(Records from a collection)
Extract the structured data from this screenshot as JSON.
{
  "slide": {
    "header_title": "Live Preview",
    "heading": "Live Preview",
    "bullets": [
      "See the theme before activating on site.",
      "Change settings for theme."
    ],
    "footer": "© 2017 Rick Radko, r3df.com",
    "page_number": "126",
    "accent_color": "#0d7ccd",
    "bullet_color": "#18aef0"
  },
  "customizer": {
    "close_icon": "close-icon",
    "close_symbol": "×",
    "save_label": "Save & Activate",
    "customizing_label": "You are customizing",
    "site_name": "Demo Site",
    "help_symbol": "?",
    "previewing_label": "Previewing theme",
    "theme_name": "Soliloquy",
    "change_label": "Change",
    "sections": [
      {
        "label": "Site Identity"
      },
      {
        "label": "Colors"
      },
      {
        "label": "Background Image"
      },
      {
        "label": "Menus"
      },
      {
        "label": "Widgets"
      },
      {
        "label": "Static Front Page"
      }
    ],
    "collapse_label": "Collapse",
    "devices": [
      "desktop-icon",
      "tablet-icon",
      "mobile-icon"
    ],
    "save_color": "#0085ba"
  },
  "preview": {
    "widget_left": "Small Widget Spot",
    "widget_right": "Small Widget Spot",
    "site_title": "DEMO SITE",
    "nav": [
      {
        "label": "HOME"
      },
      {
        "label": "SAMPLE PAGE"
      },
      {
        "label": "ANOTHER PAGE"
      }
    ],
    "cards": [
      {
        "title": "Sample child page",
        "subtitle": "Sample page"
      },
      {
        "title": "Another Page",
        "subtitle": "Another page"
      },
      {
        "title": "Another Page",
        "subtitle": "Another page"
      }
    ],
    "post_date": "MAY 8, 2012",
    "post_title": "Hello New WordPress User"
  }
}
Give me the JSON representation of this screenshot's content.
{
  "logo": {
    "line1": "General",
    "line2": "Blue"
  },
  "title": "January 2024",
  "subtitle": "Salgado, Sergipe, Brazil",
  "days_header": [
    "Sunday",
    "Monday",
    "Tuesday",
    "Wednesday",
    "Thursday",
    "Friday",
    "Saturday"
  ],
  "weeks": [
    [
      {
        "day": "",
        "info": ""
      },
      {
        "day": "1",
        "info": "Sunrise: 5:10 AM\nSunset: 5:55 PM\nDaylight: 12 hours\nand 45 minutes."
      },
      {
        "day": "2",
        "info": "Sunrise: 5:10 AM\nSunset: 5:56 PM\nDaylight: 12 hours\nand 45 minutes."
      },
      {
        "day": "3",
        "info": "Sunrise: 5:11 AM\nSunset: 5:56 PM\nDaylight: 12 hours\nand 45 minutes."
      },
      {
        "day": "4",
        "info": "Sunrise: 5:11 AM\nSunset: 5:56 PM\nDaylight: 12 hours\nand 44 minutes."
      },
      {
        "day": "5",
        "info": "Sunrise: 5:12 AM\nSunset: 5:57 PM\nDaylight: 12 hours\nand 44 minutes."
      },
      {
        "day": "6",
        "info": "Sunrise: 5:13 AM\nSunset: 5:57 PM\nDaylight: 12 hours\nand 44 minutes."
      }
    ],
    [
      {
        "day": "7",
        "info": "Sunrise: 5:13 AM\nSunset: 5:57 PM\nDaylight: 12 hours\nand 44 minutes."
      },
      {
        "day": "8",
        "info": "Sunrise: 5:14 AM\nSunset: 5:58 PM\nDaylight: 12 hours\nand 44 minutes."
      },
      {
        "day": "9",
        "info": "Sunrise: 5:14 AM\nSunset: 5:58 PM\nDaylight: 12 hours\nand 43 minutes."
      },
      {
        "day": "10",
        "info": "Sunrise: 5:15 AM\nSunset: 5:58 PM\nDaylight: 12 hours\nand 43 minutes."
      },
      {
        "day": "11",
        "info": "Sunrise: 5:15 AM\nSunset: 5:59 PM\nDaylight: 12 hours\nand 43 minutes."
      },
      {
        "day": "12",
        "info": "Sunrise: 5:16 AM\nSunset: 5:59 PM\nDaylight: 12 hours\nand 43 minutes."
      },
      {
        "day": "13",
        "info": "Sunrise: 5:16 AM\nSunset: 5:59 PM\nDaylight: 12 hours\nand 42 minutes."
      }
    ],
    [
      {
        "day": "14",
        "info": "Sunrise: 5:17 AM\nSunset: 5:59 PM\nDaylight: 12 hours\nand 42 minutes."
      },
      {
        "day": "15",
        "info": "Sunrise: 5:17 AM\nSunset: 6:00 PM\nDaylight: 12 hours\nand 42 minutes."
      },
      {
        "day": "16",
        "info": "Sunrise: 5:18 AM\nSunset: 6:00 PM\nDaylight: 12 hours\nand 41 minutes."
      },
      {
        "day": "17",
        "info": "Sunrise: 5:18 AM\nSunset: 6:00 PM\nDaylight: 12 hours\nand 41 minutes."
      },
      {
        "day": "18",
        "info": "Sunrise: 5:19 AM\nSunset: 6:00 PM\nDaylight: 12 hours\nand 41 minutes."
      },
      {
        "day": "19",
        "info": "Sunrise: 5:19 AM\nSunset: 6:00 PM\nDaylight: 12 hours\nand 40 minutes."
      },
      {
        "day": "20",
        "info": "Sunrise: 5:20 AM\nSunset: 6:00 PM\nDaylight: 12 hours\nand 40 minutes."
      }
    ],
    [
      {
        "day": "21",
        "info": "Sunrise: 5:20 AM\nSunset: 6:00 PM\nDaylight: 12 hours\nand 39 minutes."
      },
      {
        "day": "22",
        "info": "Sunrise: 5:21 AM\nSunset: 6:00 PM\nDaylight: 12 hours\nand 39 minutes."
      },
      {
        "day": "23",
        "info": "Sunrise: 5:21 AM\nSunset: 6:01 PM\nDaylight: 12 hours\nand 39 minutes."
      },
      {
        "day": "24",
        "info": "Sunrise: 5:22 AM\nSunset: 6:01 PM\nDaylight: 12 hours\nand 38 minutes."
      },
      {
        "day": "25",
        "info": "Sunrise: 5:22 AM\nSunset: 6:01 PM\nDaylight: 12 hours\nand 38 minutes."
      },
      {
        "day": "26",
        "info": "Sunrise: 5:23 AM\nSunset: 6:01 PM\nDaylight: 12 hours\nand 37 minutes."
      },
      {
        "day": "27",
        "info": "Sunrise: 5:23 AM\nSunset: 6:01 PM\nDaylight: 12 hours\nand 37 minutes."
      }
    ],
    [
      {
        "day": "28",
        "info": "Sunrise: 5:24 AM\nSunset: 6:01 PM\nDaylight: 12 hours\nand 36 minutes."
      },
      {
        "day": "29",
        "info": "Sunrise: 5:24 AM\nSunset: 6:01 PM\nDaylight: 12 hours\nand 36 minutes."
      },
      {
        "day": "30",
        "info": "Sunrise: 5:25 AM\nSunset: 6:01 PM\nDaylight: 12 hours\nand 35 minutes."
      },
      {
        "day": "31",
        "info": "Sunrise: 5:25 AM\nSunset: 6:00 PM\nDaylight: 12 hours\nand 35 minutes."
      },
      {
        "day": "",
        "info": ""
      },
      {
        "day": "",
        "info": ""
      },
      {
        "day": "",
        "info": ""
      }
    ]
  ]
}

• WHAT IS ASKED
Extract the complete listing verbatim.

• SOLUTION TO THIS PROBLEM
Extract the structured data from this screenshot as JSON.
{
  "slide": {
    "header_title": "Live Preview",
    "heading": "Live Preview",
    "bullets": [
      "See the theme before activating on site.",
      "Change settings for theme."
    ],
    "footer": "© 2017 Rick Radko, r3df.com",
    "page_number": "126",
    "accent_color": "#0d7ccd",
    "bullet_color": "#18aef0"
  },
  "customizer": {
    "close_icon": "close-icon",
    "close_symbol": "×",
    "save_label": "Save & Activate",
    "customizing_label": "You are customizing",
    "site_name": "Demo Site",
    "help_symbol": "?",
    "previewing_label": "Previewing theme",
    "theme_name": "Soliloquy",
    "change_label": "Change",
    "sections": [
      {
        "label": "Site Identity"
      },
      {
        "label": "Colors"
      },
      {
        "label": "Background Image"
      },
      {
        "label": "Menus"
      },
      {
        "label": "Widgets"
      },
      {
        "label": "Static Front Page"
      }
    ],
    "collapse_label": "Collapse",
    "devices": [
      "desktop-icon",
      "tablet-icon",
      "mobile-icon"
    ],
    "save_color": "#0085ba"
  },
  "preview": {
    "widget_left": "Small Widget Spot",
    "widget_right": "Small Widget Spot",
    "site_title": "DEMO SITE",
    "nav": [
      {
        "label": "HOME"
      },
      {
        "label": "SAMPLE PAGE"
      },
      {
        "label": "ANOTHER PAGE"
      }
    ],
    "cards": [
      {
        "title": "Sample child page",
        "subtitle": "Sample page"
      },
      {
        "title": "Another Page",
        "subtitle": "Another page"
      },
      {
        "title": "Another Page",
        "subtitle": "Another page"
      }
    ],
    "post_date": "MAY 8, 2012",
    "post_title": "Hello New WordPress User"
  }
}
Give me the JSON representation of this screenshot's content.
{
  "logo": {
    "line1": "General",
    "line2": "Blue"
  },
  "title": "January 2024",
  "subtitle": "Salgado, Sergipe, Brazil",
  "days_header": [
    "Sunday",
    "Monday",
    "Tuesday",
    "Wednesday",
    "Thursday",
    "Friday",
    "Saturday"
  ],
  "weeks": [
    [
      {
        "day": "",
        "info": ""
      },
      {
        "day": "1",
        "info": "Sunrise: 5:10 AM\nSunset: 5:55 PM\nDaylight: 12 hours\nand 45 minutes."
      },
      {
        "day": "2",
        "info": "Sunrise: 5:10 AM\nSunset: 5:56 PM\nDaylight: 12 hours\nand 45 minutes."
      },
      {
        "day": "3",
        "info": "Sunrise: 5:11 AM\nSunset: 5:56 PM\nDaylight: 12 hours\nand 45 minutes."
      },
      {
        "day": "4",
        "info": "Sunrise: 5:11 AM\nSunset: 5:56 PM\nDaylight: 12 hours\nand 44 minutes."
      },
      {
        "day": "5",
        "info": "Sunrise: 5:12 AM\nSunset: 5:57 PM\nDaylight: 12 hours\nand 44 minutes."
      },
      {
        "day": "6",
        "info": "Sunrise: 5:13 AM\nSunset: 5:57 PM\nDaylight: 12 hours\nand 44 minutes."
      }
    ],
    [
      {
        "day": "7",
        "info": "Sunrise: 5:13 AM\nSunset: 5:57 PM\nDaylight: 12 hours\nand 44 minutes."
      },
      {
        "day": "8",
        "info": "Sunrise: 5:14 AM\nSunset: 5:58 PM\nDaylight: 12 hours\nand 44 minutes."
      },
      {
        "day": "9",
        "info": "Sunrise: 5:14 AM\nSunset: 5:58 PM\nDaylight: 12 hours\nand 43 minutes."
      },
      {
        "day": "10",
        "info": "Sunrise: 5:15 AM\nSunset: 5:58 PM\nDaylight: 12 hours\nand 43 minutes."
      },
      {
        "day": "11",
        "info": "Sunrise: 5:15 AM\nSunset: 5:59 PM\nDaylight: 12 hours\nand 43 minutes."
      },
      {
        "day": "12",
        "info": "Sunrise: 5:16 AM\nSunset: 5:59 PM\nDaylight: 12 hours\nand 43 minutes."
      },
      {
        "day": "13",
        "info": "Sunrise: 5:16 AM\nSunset: 5:59 PM\nDaylight: 12 hours\nand 42 minutes."
      }
    ],
    [
      {
        "day": "14",
        "info": "Sunrise: 5:17 AM\nSunset: 5:59 PM\nDaylight: 12 hours\nand 42 minutes."
      },
      {
        "day": "15",
        "info": "Sunrise: 5:17 AM\nSunset: 6:00 PM\nDaylight: 12 hours\nand 42 minutes."
      },
      {
        "day": "16",
        "info": "Sunrise: 5:18 AM\nSunset: 6:00 PM\nDaylight: 12 hours\nand 41 minutes."
      },
      {
        "day": "17",
        "info": "Sunrise: 5:18 AM\nSunset: 6:00 PM\nDaylight: 12 hours\nand 41 minutes."
      },
      {
        "day": "18",
        "info": "Sunrise: 5:19 AM\nSunset: 6:00 PM\nDaylight: 12 hours\nand 41 minutes."
      },
      {
        "day": "19",
        "info": "Sunrise: 5:19 AM\nSunset: 6:00 PM\nDaylight: 12 hours\nand 40 minutes."
      },
      {
        "day": "20",
        "info": "Sunrise: 5:20 AM\nSunset: 6:00 PM\nDaylight: 12 hours\nand 40 minutes."
      }
    ],
    [
      {
        "day": "21",
        "info": "Sunrise: 5:20 AM\nSunset: 6:00 PM\nDaylight: 12 hours\nand 39 minutes."
      },
      {
        "day": "22",
        "info": "Sunrise: 5:21 AM\nSunset: 6:00 PM\nDaylight: 12 hours\nand 39 minutes."
      },
      {
        "day": "23",
        "info": "Sunrise: 5:21 AM\nSunset: 6:01 PM\nDaylight: 12 hours\nand 39 minutes."
      },
      {
        "day": "24",
        "info": "Sunrise: 5:22 AM\nSunset: 6:01 PM\nDaylight: 12 hours\nand 38 minutes."
      },
      {
        "day": "25",
        "info": "Sunrise: 5:22 AM\nSunset: 6:01 PM\nDaylight: 12 hours\nand 38 minutes."
      },
      {
        "day": "26",
        "info": "Sunrise: 5:23 AM\nSunset: 6:01 PM\nDaylight: 12 hours\nand 37 minutes."
      },
      {
        "day": "27",
        "info": "Sunrise: 5:23 AM\nSunset: 6:01 PM\nDaylight: 12 hours\nand 37 minutes."
      }
    ],
    [
      {
        "day": "28",
        "info": "Sunrise: 5:24 AM\nSunset: 6:01 PM\nDaylight: 12 hours\nand 36 minutes."
      },
      {
        "day": "29",
        "info": "Sunrise: 5:24 AM\nSunset: 6:01 PM\nDaylight: 12 hours\nand 36 minutes."
      },
      {
        "day": "30",
        "info": "Sunrise: 5:25 AM\nSunset: 6:01 PM\nDaylight: 12 hours\nand 35 minutes."
      },
      {
        "day": "31",
        "info": "Sunrise: 5:25 AM\nSunset: 6:00 PM\nDaylight: 12 hours\nand 35 minutes."
      },
      {
        "day": "",
        "info": ""
      },
      {
        "day": "",
        "info": ""
      },
      {
        "day": "",
        "info": ""
      }
    ]
  ]
}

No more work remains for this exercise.